WHAT IS ASKED:
Scan the material below for the string "Control", and copy every line where it shows up.

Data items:
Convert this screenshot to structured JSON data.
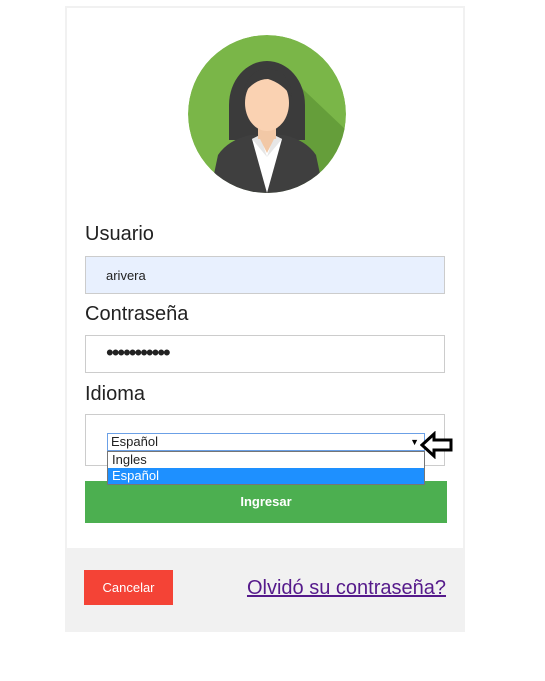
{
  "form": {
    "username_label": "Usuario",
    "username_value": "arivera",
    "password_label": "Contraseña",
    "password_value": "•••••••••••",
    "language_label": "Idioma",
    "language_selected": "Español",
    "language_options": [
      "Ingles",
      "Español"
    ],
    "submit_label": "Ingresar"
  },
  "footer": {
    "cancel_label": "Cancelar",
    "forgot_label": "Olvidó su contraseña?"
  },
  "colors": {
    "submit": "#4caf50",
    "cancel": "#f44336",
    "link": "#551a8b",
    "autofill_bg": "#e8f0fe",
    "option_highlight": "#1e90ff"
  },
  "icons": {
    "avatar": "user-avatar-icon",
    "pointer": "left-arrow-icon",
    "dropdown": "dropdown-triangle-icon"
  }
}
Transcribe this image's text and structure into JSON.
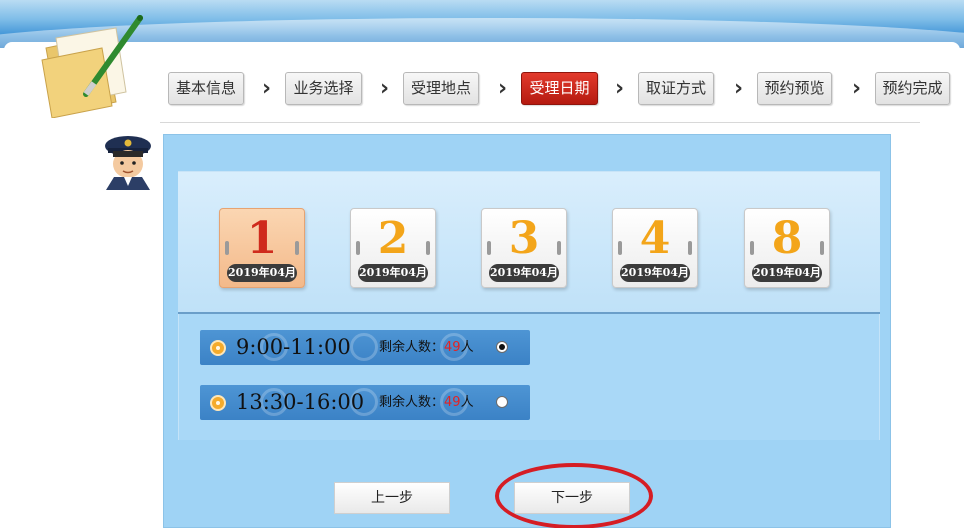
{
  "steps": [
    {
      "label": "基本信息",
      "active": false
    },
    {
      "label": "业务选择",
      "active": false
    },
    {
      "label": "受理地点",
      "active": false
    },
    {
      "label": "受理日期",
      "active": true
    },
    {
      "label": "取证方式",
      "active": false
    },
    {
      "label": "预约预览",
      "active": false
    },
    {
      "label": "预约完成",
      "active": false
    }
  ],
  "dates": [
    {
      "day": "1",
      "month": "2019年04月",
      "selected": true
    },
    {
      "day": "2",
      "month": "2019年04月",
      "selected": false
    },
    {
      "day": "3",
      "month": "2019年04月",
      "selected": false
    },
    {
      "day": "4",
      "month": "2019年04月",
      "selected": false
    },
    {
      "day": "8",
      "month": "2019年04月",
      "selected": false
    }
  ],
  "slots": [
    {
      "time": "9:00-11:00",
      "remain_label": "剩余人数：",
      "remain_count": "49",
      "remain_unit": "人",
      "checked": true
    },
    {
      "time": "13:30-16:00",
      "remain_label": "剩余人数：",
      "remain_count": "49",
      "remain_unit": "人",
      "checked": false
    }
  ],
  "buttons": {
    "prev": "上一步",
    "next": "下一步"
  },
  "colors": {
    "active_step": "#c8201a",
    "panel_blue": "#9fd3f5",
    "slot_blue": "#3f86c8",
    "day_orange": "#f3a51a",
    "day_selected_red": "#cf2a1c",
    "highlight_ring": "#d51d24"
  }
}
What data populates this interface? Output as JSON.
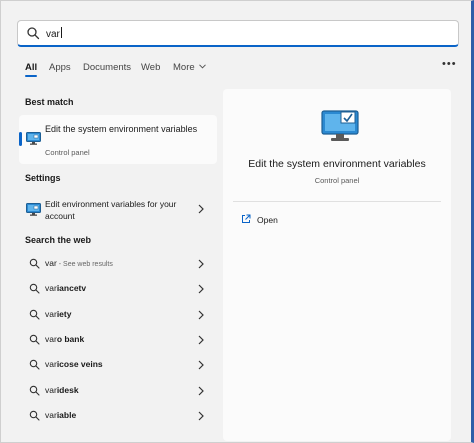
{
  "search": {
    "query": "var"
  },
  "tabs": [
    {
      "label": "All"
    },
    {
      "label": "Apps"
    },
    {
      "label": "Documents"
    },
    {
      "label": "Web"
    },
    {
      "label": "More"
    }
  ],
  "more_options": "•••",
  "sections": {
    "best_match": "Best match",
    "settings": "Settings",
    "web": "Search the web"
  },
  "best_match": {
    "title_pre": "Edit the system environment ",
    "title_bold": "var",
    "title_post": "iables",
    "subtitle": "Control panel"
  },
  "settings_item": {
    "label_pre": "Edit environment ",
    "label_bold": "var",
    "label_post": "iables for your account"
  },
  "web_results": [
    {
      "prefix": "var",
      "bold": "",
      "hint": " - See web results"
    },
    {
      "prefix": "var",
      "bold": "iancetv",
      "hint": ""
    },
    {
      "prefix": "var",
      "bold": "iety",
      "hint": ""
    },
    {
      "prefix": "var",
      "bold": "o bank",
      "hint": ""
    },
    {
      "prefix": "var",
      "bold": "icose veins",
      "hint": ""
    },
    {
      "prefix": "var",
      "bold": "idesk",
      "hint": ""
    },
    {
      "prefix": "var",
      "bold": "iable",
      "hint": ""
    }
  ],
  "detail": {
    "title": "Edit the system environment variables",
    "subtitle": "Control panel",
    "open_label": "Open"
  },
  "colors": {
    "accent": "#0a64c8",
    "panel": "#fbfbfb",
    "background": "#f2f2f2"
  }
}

--

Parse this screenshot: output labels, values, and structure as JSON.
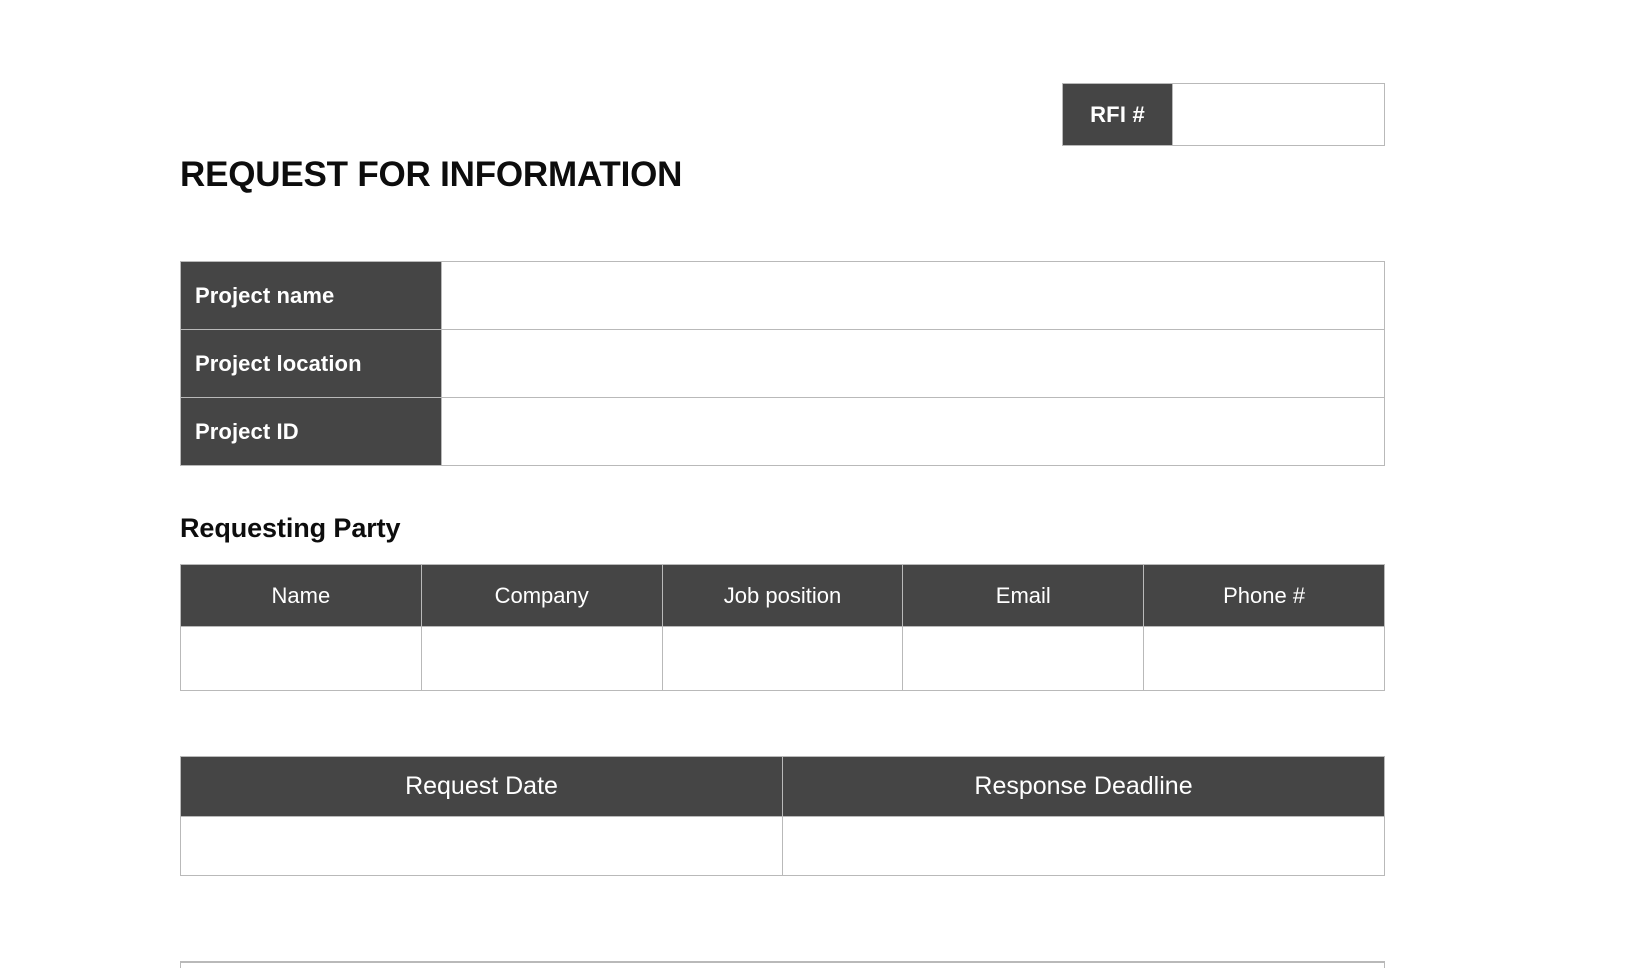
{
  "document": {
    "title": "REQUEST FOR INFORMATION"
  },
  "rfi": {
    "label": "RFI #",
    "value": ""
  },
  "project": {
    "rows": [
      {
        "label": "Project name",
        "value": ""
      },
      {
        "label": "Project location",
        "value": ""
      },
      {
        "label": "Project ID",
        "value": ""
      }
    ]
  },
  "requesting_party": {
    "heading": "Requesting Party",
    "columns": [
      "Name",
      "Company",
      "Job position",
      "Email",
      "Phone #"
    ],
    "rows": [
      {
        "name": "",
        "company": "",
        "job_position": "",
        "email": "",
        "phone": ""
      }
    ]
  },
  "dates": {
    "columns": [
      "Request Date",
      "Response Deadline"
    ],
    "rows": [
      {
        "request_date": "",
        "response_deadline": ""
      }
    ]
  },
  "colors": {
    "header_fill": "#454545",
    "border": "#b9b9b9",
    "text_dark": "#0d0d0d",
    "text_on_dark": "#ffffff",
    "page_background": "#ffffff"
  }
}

EXPECTED OUTPUT:
    "subtitle": "Control panel"
    "subtitle": "Control panel",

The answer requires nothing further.